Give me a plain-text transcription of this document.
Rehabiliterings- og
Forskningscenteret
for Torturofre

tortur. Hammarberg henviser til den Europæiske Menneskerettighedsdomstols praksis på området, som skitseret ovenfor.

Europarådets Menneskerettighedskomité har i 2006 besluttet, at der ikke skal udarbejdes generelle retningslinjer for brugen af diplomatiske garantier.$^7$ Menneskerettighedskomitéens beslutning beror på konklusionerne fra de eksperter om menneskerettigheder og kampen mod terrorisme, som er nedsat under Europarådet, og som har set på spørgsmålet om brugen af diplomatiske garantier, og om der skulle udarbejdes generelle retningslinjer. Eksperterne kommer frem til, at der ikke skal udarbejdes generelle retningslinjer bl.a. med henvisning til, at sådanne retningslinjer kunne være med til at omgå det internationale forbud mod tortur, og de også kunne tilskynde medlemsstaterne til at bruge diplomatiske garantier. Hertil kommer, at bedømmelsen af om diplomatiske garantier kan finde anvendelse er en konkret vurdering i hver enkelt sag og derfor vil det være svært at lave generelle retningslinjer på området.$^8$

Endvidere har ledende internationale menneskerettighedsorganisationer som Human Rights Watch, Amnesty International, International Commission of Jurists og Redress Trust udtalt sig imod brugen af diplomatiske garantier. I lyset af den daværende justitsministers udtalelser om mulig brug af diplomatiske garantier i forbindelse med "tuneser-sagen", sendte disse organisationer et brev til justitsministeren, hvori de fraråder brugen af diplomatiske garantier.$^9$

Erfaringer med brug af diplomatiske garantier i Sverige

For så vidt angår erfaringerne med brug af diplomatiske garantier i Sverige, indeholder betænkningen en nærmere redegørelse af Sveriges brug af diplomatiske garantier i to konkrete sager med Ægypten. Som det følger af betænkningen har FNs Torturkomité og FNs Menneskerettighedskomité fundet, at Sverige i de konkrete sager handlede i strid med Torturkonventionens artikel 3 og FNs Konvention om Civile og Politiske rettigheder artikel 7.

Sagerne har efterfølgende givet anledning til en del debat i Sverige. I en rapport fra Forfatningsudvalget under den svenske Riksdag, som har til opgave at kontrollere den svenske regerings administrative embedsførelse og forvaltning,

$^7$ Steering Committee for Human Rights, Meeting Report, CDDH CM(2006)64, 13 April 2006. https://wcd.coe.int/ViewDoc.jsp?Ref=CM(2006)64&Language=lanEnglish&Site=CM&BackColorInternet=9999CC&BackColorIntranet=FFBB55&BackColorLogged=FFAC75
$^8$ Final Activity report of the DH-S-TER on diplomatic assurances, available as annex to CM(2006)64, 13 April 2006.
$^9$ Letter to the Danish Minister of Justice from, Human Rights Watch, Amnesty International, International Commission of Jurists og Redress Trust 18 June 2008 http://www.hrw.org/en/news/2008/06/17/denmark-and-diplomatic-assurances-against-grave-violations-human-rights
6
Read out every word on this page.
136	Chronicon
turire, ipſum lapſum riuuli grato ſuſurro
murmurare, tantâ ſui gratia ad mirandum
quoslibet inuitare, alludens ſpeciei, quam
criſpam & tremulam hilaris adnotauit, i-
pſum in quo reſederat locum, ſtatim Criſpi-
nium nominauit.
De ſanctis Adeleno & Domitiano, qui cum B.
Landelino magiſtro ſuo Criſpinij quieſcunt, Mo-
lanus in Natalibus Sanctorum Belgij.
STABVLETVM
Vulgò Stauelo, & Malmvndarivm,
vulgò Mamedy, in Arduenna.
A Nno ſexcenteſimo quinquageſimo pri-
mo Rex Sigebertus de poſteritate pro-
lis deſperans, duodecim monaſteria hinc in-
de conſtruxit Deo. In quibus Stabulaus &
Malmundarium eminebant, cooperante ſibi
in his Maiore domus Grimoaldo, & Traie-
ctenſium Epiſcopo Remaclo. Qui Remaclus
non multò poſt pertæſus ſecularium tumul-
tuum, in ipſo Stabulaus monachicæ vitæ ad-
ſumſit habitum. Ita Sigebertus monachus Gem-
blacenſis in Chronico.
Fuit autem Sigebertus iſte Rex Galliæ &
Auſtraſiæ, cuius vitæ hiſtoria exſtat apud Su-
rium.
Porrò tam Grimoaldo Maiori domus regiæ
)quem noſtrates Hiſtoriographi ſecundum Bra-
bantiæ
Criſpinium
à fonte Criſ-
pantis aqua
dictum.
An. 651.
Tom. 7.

» **Prompt**
Using the listing above, retype each line exactly.

» **Response below**
Give me a plain-text transcription of this document.
Rehabiliterings- og
Forskningscenteret
for Torturofre

tortur. Hammarberg henviser til den Europæiske Menneskerettighedsdomstols praksis på området, som skitseret ovenfor.

Europarådets Menneskerettighedskomité har i 2006 besluttet, at der ikke skal udarbejdes generelle retningslinjer for brugen af diplomatiske garantier.$^7$ Menneskerettighedskomitéens beslutning beror på konklusionerne fra de eksperter om menneskerettigheder og kampen mod terrorisme, som er nedsat under Europarådet, og som har set på spørgsmålet om brugen af diplomatiske garantier, og om der skulle udarbejdes generelle retningslinjer. Eksperterne kommer frem til, at der ikke skal udarbejdes generelle retningslinjer bl.a. med henvisning til, at sådanne retningslinjer kunne være med til at omgå det internationale forbud mod tortur, og de også kunne tilskynde medlemsstaterne til at bruge diplomatiske garantier. Hertil kommer, at bedømmelsen af om diplomatiske garantier kan finde anvendelse er en konkret vurdering i hver enkelt sag og derfor vil det være svært at lave generelle retningslinjer på området.$^8$

Endvidere har ledende internationale menneskerettighedsorganisationer som Human Rights Watch, Amnesty International, International Commission of Jurists og Redress Trust udtalt sig imod brugen af diplomatiske garantier. I lyset af den daværende justitsministers udtalelser om mulig brug af diplomatiske garantier i forbindelse med "tuneser-sagen", sendte disse organisationer et brev til justitsministeren, hvori de fraråder brugen af diplomatiske garantier.$^9$

Erfaringer med brug af diplomatiske garantier i Sverige

For så vidt angår erfaringerne med brug af diplomatiske garantier i Sverige, indeholder betænkningen en nærmere redegørelse af Sveriges brug af diplomatiske garantier i to konkrete sager med Ægypten. Som det følger af betænkningen har FNs Torturkomité og FNs Menneskerettighedskomité fundet, at Sverige i de konkrete sager handlede i strid med Torturkonventionens artikel 3 og FNs Konvention om Civile og Politiske rettigheder artikel 7.

Sagerne har efterfølgende givet anledning til en del debat i Sverige. I en rapport fra Forfatningsudvalget under den svenske Riksdag, som har til opgave at kontrollere den svenske regerings administrative embedsførelse og forvaltning,

$^7$ Steering Committee for Human Rights, Meeting Report, CDDH CM(2006)64, 13 April 2006. https://wcd.coe.int/ViewDoc.jsp?Ref=CM(2006)64&Language=lanEnglish&Site=CM&BackColorInternet=9999CC&BackColorIntranet=FFBB55&BackColorLogged=FFAC75
$^8$ Final Activity report of the DH-S-TER on diplomatic assurances, available as annex to CM(2006)64, 13 April 2006.
$^9$ Letter to the Danish Minister of Justice from, Human Rights Watch, Amnesty International, International Commission of Jurists og Redress Trust 18 June 2008 http://www.hrw.org/en/news/2008/06/17/denmark-and-diplomatic-assurances-against-grave-violations-human-rights
6
Read out every word on this page.
136	Chronicon
turire, ipſum lapſum riuuli grato ſuſurro
murmurare, tantâ ſui gratia ad mirandum
quoslibet inuitare, alludens ſpeciei, quam
criſpam & tremulam hilaris adnotauit, i-
pſum in quo reſederat locum, ſtatim Criſpi-
nium nominauit.
De ſanctis Adeleno & Domitiano, qui cum B.
Landelino magiſtro ſuo Criſpinij quieſcunt, Mo-
lanus in Natalibus Sanctorum Belgij.
STABVLETVM
Vulgò Stauelo, & Malmvndarivm,
vulgò Mamedy, in Arduenna.
A Nno ſexcenteſimo quinquageſimo pri-
mo Rex Sigebertus de poſteritate pro-
lis deſperans, duodecim monaſteria hinc in-
de conſtruxit Deo. In quibus Stabulaus &
Malmundarium eminebant, cooperante ſibi
in his Maiore domus Grimoaldo, & Traie-
ctenſium Epiſcopo Remaclo. Qui Remaclus
non multò poſt pertæſus ſecularium tumul-
tuum, in ipſo Stabulaus monachicæ vitæ ad-
ſumſit habitum. Ita Sigebertus monachus Gem-
blacenſis in Chronico.
Fuit autem Sigebertus iſte Rex Galliæ &
Auſtraſiæ, cuius vitæ hiſtoria exſtat apud Su-
rium.
Porrò tam Grimoaldo Maiori domus regiæ
)quem noſtrates Hiſtoriographi ſecundum Bra-
bantiæ
Criſpinium
à fonte Criſ-
pantis aqua
dictum.
An. 651.
Tom. 7.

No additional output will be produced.